### Exercise objective
Could you write out every entry exactly as it stands?

### Given information
* * * * * * * * *

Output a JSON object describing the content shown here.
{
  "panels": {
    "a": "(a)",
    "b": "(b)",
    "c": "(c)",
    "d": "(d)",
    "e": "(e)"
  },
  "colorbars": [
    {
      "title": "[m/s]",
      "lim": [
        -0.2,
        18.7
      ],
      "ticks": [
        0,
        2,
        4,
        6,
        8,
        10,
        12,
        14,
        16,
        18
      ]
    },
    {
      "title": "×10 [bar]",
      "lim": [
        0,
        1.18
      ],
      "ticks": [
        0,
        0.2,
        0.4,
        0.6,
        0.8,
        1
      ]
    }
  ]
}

* * * * * * * * *

### Expected output
Output a JSON object describing the content shown here.
{
  "panels": {
    "a": "(a)",
    "b": "(b)",
    "c": "(c)",
    "d": "(d)",
    "e": "(e)"
  },
  "colorbars": [
    {
      "title": "[m/s]",
      "lim": [
        -0.2,
        18.7
      ],
      "ticks": [
        0,
        2,
        4,
        6,
        8,
        10,
        12,
        14,
        16,
        18
      ]
    },
    {
      "title": "×10 [bar]",
      "lim": [
        0,
        1.18
      ],
      "ticks": [
        0,
        0.2,
        0.4,
        0.6,
        0.8,
        1
      ]
    }
  ]
}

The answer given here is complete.